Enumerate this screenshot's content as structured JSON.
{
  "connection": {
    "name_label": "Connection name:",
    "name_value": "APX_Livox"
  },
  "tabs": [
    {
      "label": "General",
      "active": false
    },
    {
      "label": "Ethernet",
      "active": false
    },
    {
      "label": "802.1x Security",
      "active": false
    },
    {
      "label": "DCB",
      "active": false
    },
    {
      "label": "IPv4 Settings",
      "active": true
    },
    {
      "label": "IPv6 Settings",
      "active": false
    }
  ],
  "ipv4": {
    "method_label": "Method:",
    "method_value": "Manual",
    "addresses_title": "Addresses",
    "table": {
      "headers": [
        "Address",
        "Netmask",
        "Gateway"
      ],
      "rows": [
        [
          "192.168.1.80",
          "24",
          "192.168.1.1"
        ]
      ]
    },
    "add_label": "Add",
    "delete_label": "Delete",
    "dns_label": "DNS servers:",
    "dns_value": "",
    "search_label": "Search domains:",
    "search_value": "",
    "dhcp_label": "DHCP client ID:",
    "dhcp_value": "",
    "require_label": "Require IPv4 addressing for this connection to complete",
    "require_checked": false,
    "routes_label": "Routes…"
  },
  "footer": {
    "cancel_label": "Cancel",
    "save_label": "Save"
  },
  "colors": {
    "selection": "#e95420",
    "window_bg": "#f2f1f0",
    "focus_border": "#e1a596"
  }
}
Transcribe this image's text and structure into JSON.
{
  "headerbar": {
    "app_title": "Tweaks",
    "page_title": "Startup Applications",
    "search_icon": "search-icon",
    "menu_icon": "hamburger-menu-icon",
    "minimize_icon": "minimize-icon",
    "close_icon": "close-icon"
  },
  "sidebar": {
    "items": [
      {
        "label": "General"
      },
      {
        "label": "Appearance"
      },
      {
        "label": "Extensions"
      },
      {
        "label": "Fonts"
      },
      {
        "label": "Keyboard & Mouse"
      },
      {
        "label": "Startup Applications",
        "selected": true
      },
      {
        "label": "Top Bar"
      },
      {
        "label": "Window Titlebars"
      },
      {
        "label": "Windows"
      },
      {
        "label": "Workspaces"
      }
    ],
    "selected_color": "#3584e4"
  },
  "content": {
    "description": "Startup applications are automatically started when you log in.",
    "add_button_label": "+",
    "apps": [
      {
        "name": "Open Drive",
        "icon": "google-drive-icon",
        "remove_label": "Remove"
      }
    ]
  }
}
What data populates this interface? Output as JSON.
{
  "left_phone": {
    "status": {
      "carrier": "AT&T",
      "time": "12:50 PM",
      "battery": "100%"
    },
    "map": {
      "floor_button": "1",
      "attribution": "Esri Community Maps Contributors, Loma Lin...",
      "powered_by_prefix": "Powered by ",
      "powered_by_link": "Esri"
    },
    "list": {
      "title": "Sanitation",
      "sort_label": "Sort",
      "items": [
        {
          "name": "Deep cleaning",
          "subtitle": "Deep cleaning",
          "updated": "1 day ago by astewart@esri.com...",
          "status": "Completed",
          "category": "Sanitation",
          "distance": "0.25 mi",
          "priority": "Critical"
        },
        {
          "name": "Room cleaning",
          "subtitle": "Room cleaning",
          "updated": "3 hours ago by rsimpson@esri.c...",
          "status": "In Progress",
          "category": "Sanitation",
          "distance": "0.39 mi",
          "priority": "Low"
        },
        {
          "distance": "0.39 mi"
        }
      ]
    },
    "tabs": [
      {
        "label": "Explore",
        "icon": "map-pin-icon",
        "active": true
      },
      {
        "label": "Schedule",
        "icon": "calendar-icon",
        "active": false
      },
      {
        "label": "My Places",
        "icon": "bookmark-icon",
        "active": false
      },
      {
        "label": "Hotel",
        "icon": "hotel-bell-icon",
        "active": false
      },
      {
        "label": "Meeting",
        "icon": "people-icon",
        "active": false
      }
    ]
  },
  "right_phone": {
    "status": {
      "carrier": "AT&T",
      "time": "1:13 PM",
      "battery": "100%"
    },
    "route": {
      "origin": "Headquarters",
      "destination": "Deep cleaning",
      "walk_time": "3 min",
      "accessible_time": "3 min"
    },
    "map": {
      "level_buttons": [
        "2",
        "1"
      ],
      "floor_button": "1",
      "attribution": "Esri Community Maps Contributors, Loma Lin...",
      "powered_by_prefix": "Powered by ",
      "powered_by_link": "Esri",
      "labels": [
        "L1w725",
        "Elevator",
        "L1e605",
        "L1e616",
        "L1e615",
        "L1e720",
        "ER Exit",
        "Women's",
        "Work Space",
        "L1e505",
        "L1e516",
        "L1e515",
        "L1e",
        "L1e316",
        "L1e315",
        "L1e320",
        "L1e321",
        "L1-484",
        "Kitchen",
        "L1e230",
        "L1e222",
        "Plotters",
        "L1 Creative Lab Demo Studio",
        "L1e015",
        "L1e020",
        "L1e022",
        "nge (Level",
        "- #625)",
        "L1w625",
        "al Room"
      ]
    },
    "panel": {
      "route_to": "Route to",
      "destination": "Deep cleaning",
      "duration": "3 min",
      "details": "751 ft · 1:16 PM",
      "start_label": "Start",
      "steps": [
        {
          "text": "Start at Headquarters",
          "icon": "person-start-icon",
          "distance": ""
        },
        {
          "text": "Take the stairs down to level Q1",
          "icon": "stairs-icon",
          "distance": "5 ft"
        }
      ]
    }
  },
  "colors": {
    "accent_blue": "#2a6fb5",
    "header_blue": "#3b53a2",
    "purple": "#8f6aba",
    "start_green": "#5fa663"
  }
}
----
:: Your task ::
Type out the full listing again, exactly as given.

:: Written solution ::
Enumerate this screenshot's content as structured JSON.
{
  "connection": {
    "name_label": "Connection name:",
    "name_value": "APX_Livox"
  },
  "tabs": [
    {
      "label": "General",
      "active": false
    },
    {
      "label": "Ethernet",
      "active": false
    },
    {
      "label": "802.1x Security",
      "active": false
    },
    {
      "label": "DCB",
      "active": false
    },
    {
      "label": "IPv4 Settings",
      "active": true
    },
    {
      "label": "IPv6 Settings",
      "active": false
    }
  ],
  "ipv4": {
    "method_label": "Method:",
    "method_value": "Manual",
    "addresses_title": "Addresses",
    "table": {
      "headers": [
        "Address",
        "Netmask",
        "Gateway"
      ],
      "rows": [
        [
          "192.168.1.80",
          "24",
          "192.168.1.1"
        ]
      ]
    },
    "add_label": "Add",
    "delete_label": "Delete",
    "dns_label": "DNS servers:",
    "dns_value": "",
    "search_label": "Search domains:",
    "search_value": "",
    "dhcp_label": "DHCP client ID:",
    "dhcp_value": "",
    "require_label": "Require IPv4 addressing for this connection to complete",
    "require_checked": false,
    "routes_label": "Routes…"
  },
  "footer": {
    "cancel_label": "Cancel",
    "save_label": "Save"
  },
  "colors": {
    "selection": "#e95420",
    "window_bg": "#f2f1f0",
    "focus_border": "#e1a596"
  }
}
Transcribe this image's text and structure into JSON.
{
  "headerbar": {
    "app_title": "Tweaks",
    "page_title": "Startup Applications",
    "search_icon": "search-icon",
    "menu_icon": "hamburger-menu-icon",
    "minimize_icon": "minimize-icon",
    "close_icon": "close-icon"
  },
  "sidebar": {
    "items": [
      {
        "label": "General"
      },
      {
        "label": "Appearance"
      },
      {
        "label": "Extensions"
      },
      {
        "label": "Fonts"
      },
      {
        "label": "Keyboard & Mouse"
      },
      {
        "label": "Startup Applications",
        "selected": true
      },
      {
        "label": "Top Bar"
      },
      {
        "label": "Window Titlebars"
      },
      {
        "label": "Windows"
      },
      {
        "label": "Workspaces"
      }
    ],
    "selected_color": "#3584e4"
  },
  "content": {
    "description": "Startup applications are automatically started when you log in.",
    "add_button_label": "+",
    "apps": [
      {
        "name": "Open Drive",
        "icon": "google-drive-icon",
        "remove_label": "Remove"
      }
    ]
  }
}
What data populates this interface? Output as JSON.
{
  "left_phone": {
    "status": {
      "carrier": "AT&T",
      "time": "12:50 PM",
      "battery": "100%"
    },
    "map": {
      "floor_button": "1",
      "attribution": "Esri Community Maps Contributors, Loma Lin...",
      "powered_by_prefix": "Powered by ",
      "powered_by_link": "Esri"
    },
    "list": {
      "title": "Sanitation",
      "sort_label": "Sort",
      "items": [
        {
          "name": "Deep cleaning",
          "subtitle": "Deep cleaning",
          "updated": "1 day ago by astewart@esri.com...",
          "status": "Completed",
          "category": "Sanitation",
          "distance": "0.25 mi",
          "priority": "Critical"
        },
        {
          "name": "Room cleaning",
          "subtitle": "Room cleaning",
          "updated": "3 hours ago by rsimpson@esri.c...",
          "status": "In Progress",
          "category": "Sanitation",
          "distance": "0.39 mi",
          "priority": "Low"
        },
        {
          "distance": "0.39 mi"
        }
      ]
    },
    "tabs": [
      {
        "label": "Explore",
        "icon": "map-pin-icon",
        "active": true
      },
      {
        "label": "Schedule",
        "icon": "calendar-icon",
        "active": false
      },
      {
        "label": "My Places",
        "icon": "bookmark-icon",
        "active": false
      },
      {
        "label": "Hotel",
        "icon": "hotel-bell-icon",
        "active": false
      },
      {
        "label": "Meeting",
        "icon": "people-icon",
        "active": false
      }
    ]
  },
  "right_phone": {
    "status": {
      "carrier": "AT&T",
      "time": "1:13 PM",
      "battery": "100%"
    },
    "route": {
      "origin": "Headquarters",
      "destination": "Deep cleaning",
      "walk_time": "3 min",
      "accessible_time": "3 min"
    },
    "map": {
      "level_buttons": [
        "2",
        "1"
      ],
      "floor_button": "1",
      "attribution": "Esri Community Maps Contributors, Loma Lin...",
      "powered_by_prefix": "Powered by ",
      "powered_by_link": "Esri",
      "labels": [
        "L1w725",
        "Elevator",
        "L1e605",
        "L1e616",
        "L1e615",
        "L1e720",
        "ER Exit",
        "Women's",
        "Work Space",
        "L1e505",
        "L1e516",
        "L1e515",
        "L1e",
        "L1e316",
        "L1e315",
        "L1e320",
        "L1e321",
        "L1-484",
        "Kitchen",
        "L1e230",
        "L1e222",
        "Plotters",
        "L1 Creative Lab Demo Studio",
        "L1e015",
        "L1e020",
        "L1e022",
        "nge (Level",
        "- #625)",
        "L1w625",
        "al Room"
      ]
    },
    "panel": {
      "route_to": "Route to",
      "destination": "Deep cleaning",
      "duration": "3 min",
      "details": "751 ft · 1:16 PM",
      "start_label": "Start",
      "steps": [
        {
          "text": "Start at Headquarters",
          "icon": "person-start-icon",
          "distance": ""
        },
        {
          "text": "Take the stairs down to level Q1",
          "icon": "stairs-icon",
          "distance": "5 ft"
        }
      ]
    }
  },
  "colors": {
    "accent_blue": "#2a6fb5",
    "header_blue": "#3b53a2",
    "purple": "#8f6aba",
    "start_green": "#5fa663"
  }
}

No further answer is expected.